### Figure data in JSON
-- start --

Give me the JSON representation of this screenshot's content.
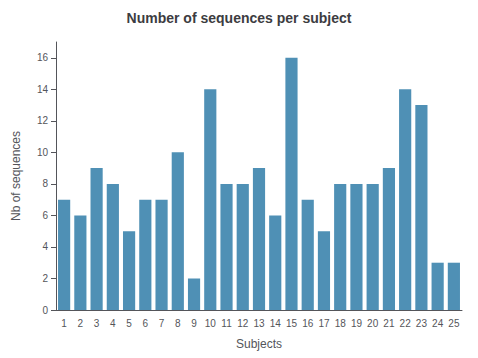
{
  "chart_data": {
    "type": "bar",
    "title": "Number of sequences per subject",
    "xlabel": "Subjects",
    "ylabel": "Nb of sequences",
    "categories": [
      1,
      2,
      3,
      4,
      5,
      6,
      7,
      8,
      9,
      10,
      11,
      12,
      13,
      14,
      15,
      16,
      17,
      18,
      19,
      20,
      21,
      22,
      23,
      24,
      25
    ],
    "values": [
      7,
      6,
      9,
      8,
      5,
      7,
      7,
      10,
      2,
      14,
      8,
      8,
      9,
      6,
      16,
      7,
      5,
      8,
      8,
      8,
      9,
      14,
      13,
      3,
      3
    ],
    "color": "#4f90b5",
    "ylim": [
      0,
      17
    ],
    "yticks": [
      0,
      2,
      4,
      6,
      8,
      10,
      12,
      14,
      16
    ],
    "grid": false
  }
}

-- end --

### EXERCISE REQUIREMENTS
How many lines in these entries contain the string "sequences"? State the number and nothing more.

### THE RESULT
2